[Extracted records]
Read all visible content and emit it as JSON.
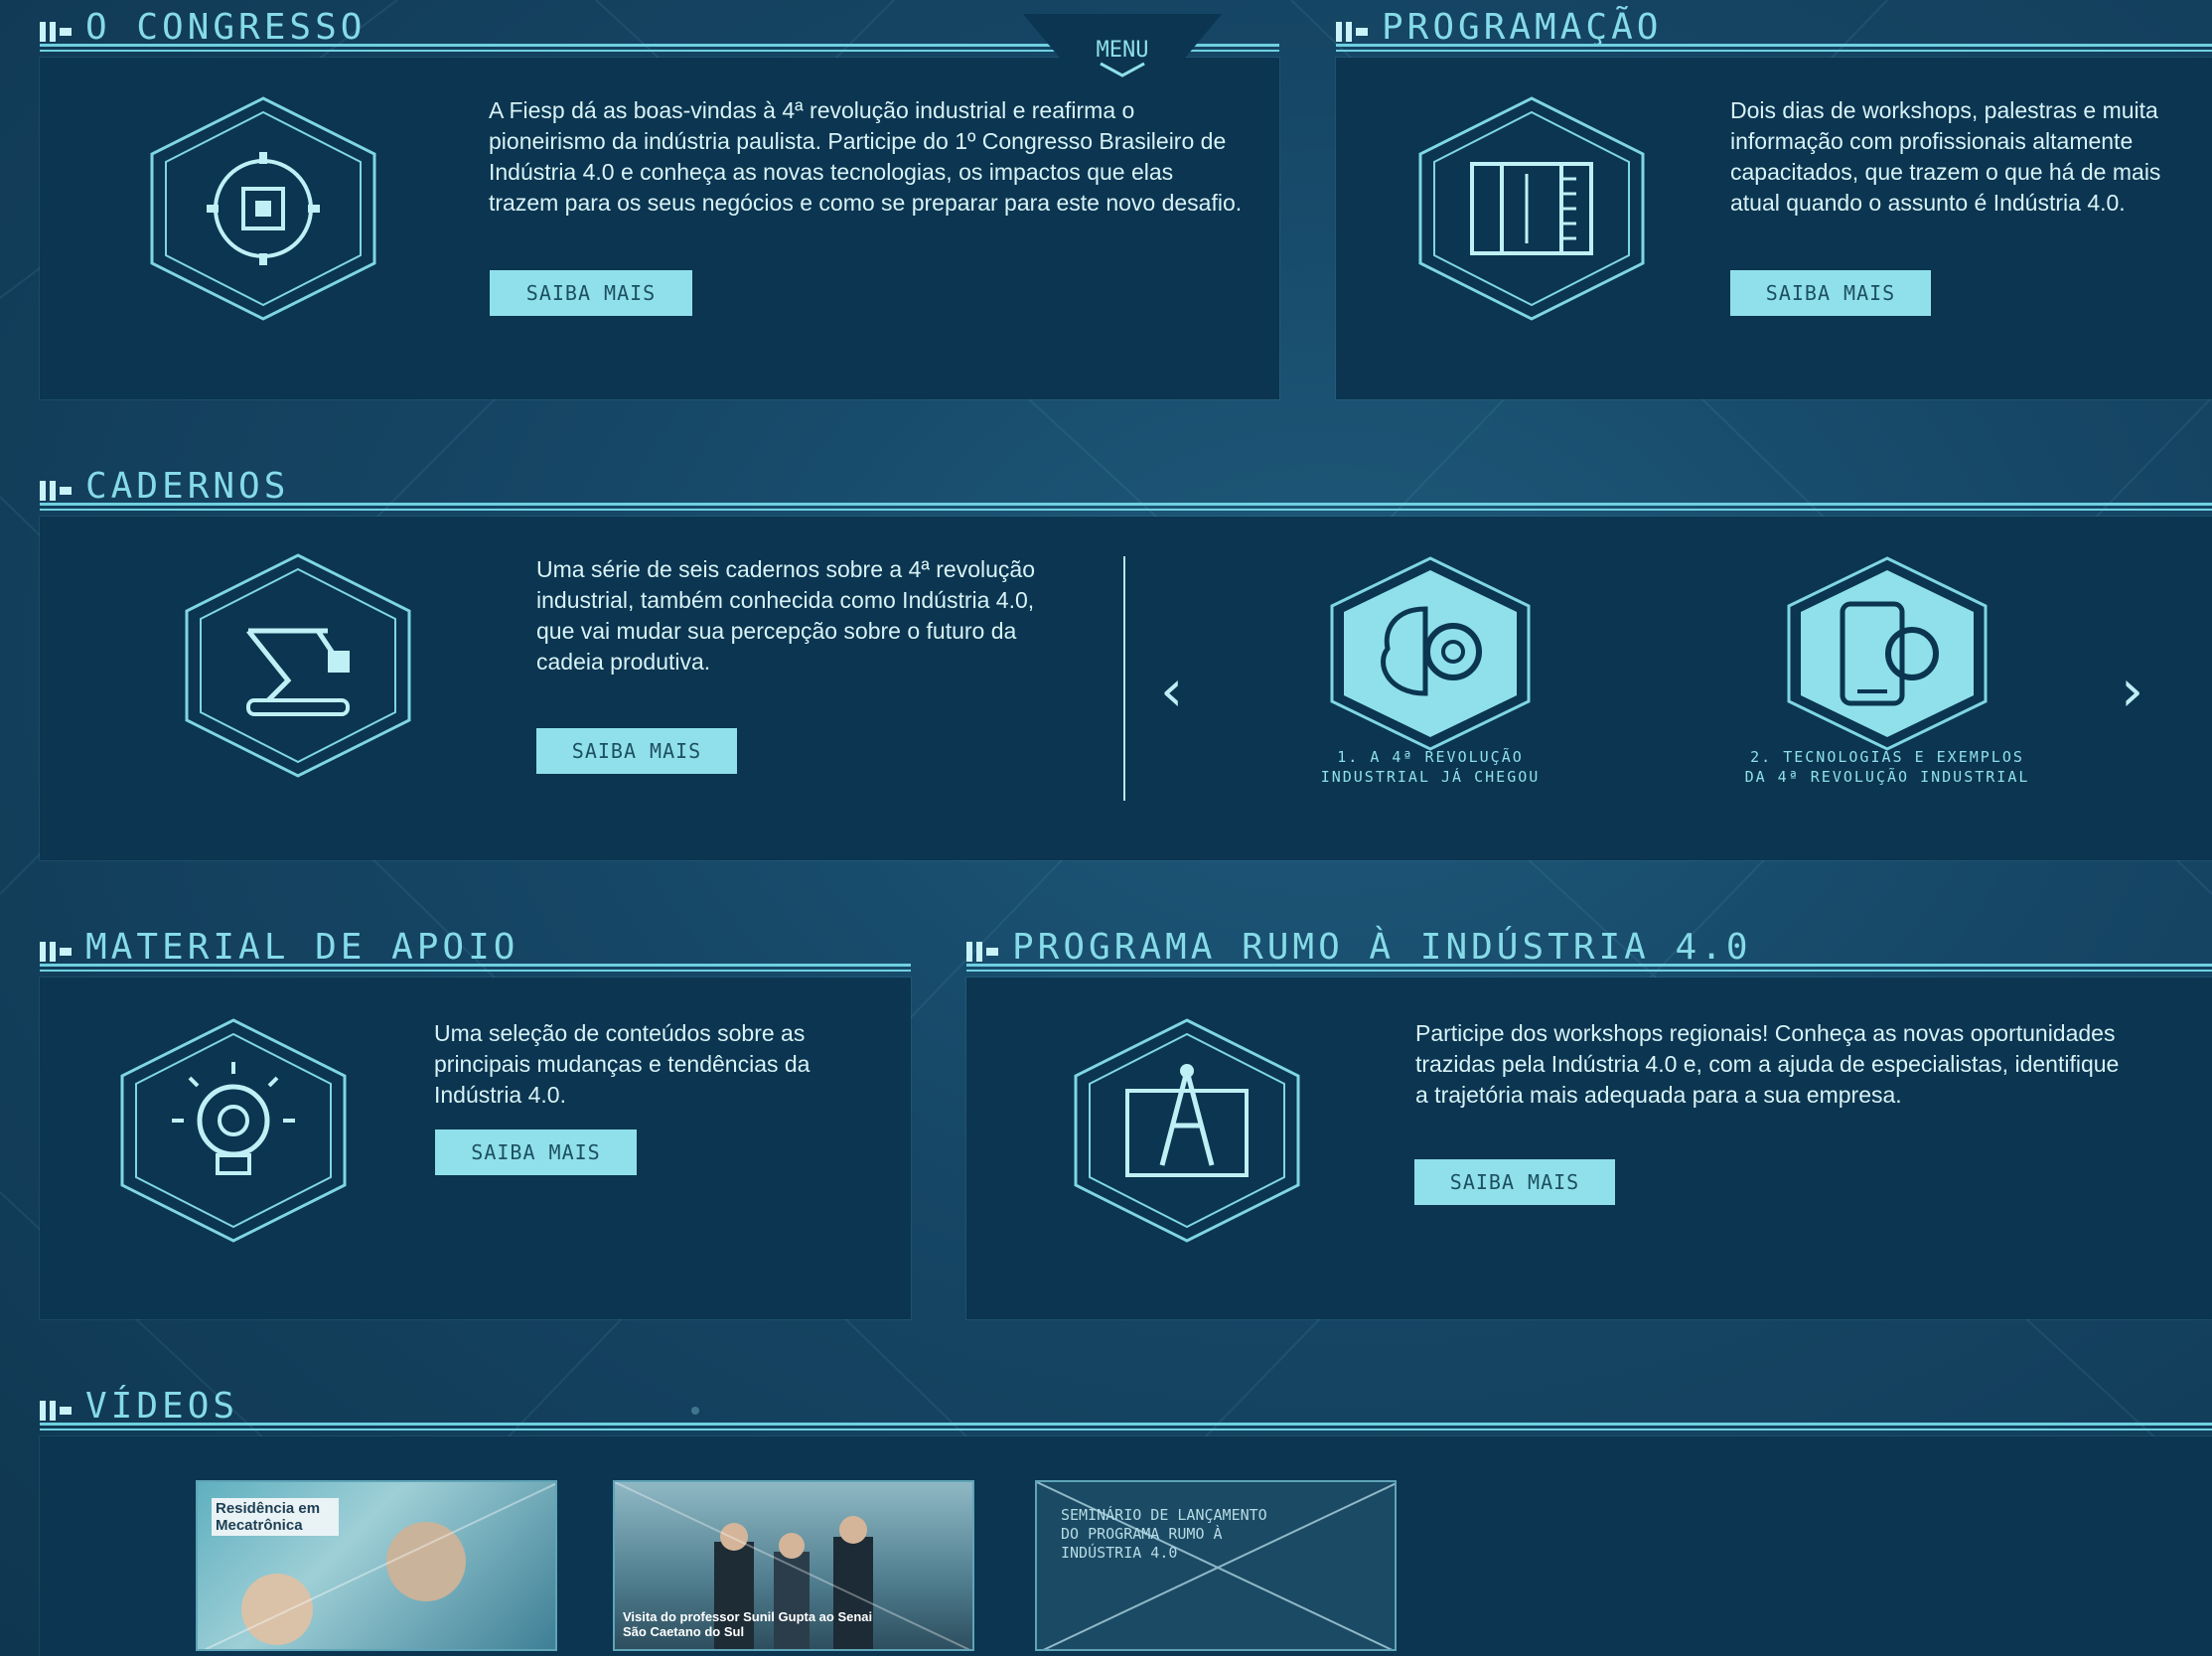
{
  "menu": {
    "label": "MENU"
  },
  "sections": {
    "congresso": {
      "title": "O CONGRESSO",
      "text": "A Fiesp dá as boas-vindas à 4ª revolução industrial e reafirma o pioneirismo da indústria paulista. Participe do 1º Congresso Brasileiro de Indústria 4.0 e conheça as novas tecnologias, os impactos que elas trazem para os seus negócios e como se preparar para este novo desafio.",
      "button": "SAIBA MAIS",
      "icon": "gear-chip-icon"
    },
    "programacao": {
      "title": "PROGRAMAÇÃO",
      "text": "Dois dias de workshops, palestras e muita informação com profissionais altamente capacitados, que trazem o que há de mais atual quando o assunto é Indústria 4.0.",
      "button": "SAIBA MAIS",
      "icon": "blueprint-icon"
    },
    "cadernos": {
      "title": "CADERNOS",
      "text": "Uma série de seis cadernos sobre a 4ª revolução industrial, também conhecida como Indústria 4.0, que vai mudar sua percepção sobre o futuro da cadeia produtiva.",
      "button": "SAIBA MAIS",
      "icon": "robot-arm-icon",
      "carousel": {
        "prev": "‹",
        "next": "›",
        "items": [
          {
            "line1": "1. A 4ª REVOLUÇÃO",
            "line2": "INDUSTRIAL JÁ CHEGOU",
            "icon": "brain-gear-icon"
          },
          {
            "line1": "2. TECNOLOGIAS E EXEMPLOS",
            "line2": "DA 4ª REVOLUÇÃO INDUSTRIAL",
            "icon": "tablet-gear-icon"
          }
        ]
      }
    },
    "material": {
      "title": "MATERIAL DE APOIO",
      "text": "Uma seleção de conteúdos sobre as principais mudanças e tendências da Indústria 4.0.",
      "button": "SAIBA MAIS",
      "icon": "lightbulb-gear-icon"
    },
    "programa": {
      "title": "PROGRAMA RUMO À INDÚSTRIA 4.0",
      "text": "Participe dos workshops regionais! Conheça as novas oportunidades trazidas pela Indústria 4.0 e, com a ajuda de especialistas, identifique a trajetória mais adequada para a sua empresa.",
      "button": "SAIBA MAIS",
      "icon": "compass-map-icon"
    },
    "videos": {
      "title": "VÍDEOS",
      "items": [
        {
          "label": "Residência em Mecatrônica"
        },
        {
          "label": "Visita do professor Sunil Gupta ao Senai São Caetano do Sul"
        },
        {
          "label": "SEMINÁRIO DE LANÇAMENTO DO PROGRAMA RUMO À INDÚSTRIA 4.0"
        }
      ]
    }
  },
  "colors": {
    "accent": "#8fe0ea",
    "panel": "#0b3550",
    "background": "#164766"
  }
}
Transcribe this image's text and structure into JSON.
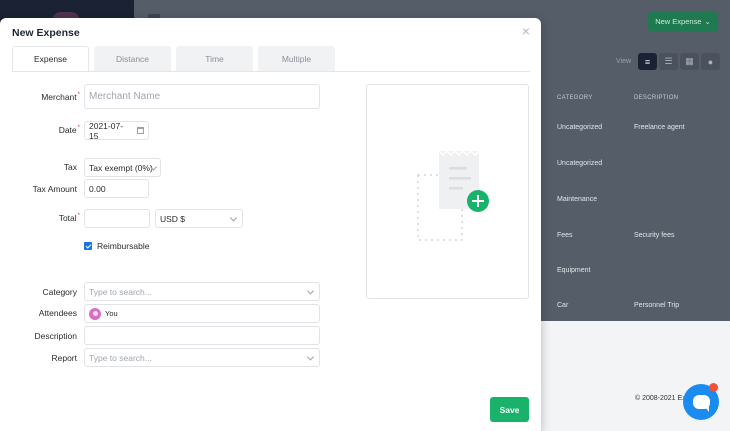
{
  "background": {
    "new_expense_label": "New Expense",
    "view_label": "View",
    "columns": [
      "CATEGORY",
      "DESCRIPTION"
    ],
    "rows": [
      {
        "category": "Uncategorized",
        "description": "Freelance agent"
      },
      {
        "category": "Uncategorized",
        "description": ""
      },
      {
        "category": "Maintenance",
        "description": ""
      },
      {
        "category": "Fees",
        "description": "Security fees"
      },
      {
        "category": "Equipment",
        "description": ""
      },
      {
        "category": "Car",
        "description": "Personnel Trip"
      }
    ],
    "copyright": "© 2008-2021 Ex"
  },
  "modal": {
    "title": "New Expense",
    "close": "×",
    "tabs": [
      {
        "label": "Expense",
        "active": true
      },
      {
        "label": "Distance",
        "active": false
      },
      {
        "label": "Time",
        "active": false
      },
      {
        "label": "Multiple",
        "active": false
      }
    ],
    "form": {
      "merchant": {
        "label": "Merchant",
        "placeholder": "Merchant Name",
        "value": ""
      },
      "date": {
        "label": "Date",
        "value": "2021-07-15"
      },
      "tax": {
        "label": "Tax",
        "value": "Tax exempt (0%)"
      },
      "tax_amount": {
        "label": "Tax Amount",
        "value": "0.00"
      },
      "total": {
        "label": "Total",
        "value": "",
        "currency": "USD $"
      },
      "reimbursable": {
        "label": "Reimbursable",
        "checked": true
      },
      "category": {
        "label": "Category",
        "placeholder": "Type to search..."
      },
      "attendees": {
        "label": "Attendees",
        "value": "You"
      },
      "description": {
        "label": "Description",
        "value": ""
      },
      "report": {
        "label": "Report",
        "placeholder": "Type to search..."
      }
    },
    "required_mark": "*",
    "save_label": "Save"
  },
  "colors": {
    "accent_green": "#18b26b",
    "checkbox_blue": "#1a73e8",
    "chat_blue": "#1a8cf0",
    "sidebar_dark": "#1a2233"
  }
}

## Prompt
Copy out the records above in full, exactly as written, but not the pictures.

## Exercise answer
Read all visible content and emit it as JSON.
{
  "menu": {
    "label": "MENU"
  },
  "sections": {
    "congresso": {
      "title": "O CONGRESSO",
      "text": "A Fiesp dá as boas-vindas à 4ª revolução industrial e reafirma o pioneirismo da indústria paulista. Participe do 1º Congresso Brasileiro de Indústria 4.0 e conheça as novas tecnologias, os impactos que elas trazem para os seus negócios e como se preparar para este novo desafio.",
      "button": "SAIBA MAIS",
      "icon": "gear-chip-icon"
    },
    "programacao": {
      "title": "PROGRAMAÇÃO",
      "text": "Dois dias de workshops, palestras e muita informação com profissionais altamente capacitados, que trazem o que há de mais atual quando o assunto é Indústria 4.0.",
      "button": "SAIBA MAIS",
      "icon": "blueprint-icon"
    },
    "cadernos": {
      "title": "CADERNOS",
      "text": "Uma série de seis cadernos sobre a 4ª revolução industrial, também conhecida como Indústria 4.0, que vai mudar sua percepção sobre o futuro da cadeia produtiva.",
      "button": "SAIBA MAIS",
      "icon": "robot-arm-icon",
      "carousel": {
        "prev": "‹",
        "next": "›",
        "items": [
          {
            "line1": "1. A 4ª REVOLUÇÃO",
            "line2": "INDUSTRIAL JÁ CHEGOU",
            "icon": "brain-gear-icon"
          },
          {
            "line1": "2. TECNOLOGIAS E EXEMPLOS",
            "line2": "DA 4ª REVOLUÇÃO INDUSTRIAL",
            "icon": "tablet-gear-icon"
          }
        ]
      }
    },
    "material": {
      "title": "MATERIAL DE APOIO",
      "text": "Uma seleção de conteúdos sobre as principais mudanças e tendências da Indústria 4.0.",
      "button": "SAIBA MAIS",
      "icon": "lightbulb-gear-icon"
    },
    "programa": {
      "title": "PROGRAMA RUMO À INDÚSTRIA 4.0",
      "text": "Participe dos workshops regionais! Conheça as novas oportunidades trazidas pela Indústria 4.0 e, com a ajuda de especialistas, identifique a trajetória mais adequada para a sua empresa.",
      "button": "SAIBA MAIS",
      "icon": "compass-map-icon"
    },
    "videos": {
      "title": "VÍDEOS",
      "items": [
        {
          "label": "Residência em Mecatrônica"
        },
        {
          "label": "Visita do professor Sunil Gupta ao Senai São Caetano do Sul"
        },
        {
          "label": "SEMINÁRIO DE LANÇAMENTO DO PROGRAMA RUMO À INDÚSTRIA 4.0"
        }
      ]
    }
  },
  "colors": {
    "accent": "#8fe0ea",
    "panel": "#0b3550",
    "background": "#164766"
  }
}
Transcribe this image's text and structure into JSON.
{
  "background": {
    "new_expense_label": "New Expense",
    "view_label": "View",
    "columns": [
      "CATEGORY",
      "DESCRIPTION"
    ],
    "rows": [
      {
        "category": "Uncategorized",
        "description": "Freelance agent"
      },
      {
        "category": "Uncategorized",
        "description": ""
      },
      {
        "category": "Maintenance",
        "description": ""
      },
      {
        "category": "Fees",
        "description": "Security fees"
      },
      {
        "category": "Equipment",
        "description": ""
      },
      {
        "category": "Car",
        "description": "Personnel Trip"
      }
    ],
    "copyright": "© 2008-2021 Ex"
  },
  "modal": {
    "title": "New Expense",
    "close": "×",
    "tabs": [
      {
        "label": "Expense",
        "active": true
      },
      {
        "label": "Distance",
        "active": false
      },
      {
        "label": "Time",
        "active": false
      },
      {
        "label": "Multiple",
        "active": false
      }
    ],
    "form": {
      "merchant": {
        "label": "Merchant",
        "placeholder": "Merchant Name",
        "value": ""
      },
      "date": {
        "label": "Date",
        "value": "2021-07-15"
      },
      "tax": {
        "label": "Tax",
        "value": "Tax exempt (0%)"
      },
      "tax_amount": {
        "label": "Tax Amount",
        "value": "0.00"
      },
      "total": {
        "label": "Total",
        "value": "",
        "currency": "USD $"
      },
      "reimbursable": {
        "label": "Reimbursable",
        "checked": true
      },
      "category": {
        "label": "Category",
        "placeholder": "Type to search..."
      },
      "attendees": {
        "label": "Attendees",
        "value": "You"
      },
      "description": {
        "label": "Description",
        "value": ""
      },
      "report": {
        "label": "Report",
        "placeholder": "Type to search..."
      }
    },
    "required_mark": "*",
    "save_label": "Save"
  },
  "colors": {
    "accent_green": "#18b26b",
    "checkbox_blue": "#1a73e8",
    "chat_blue": "#1a8cf0",
    "sidebar_dark": "#1a2233"
  }
}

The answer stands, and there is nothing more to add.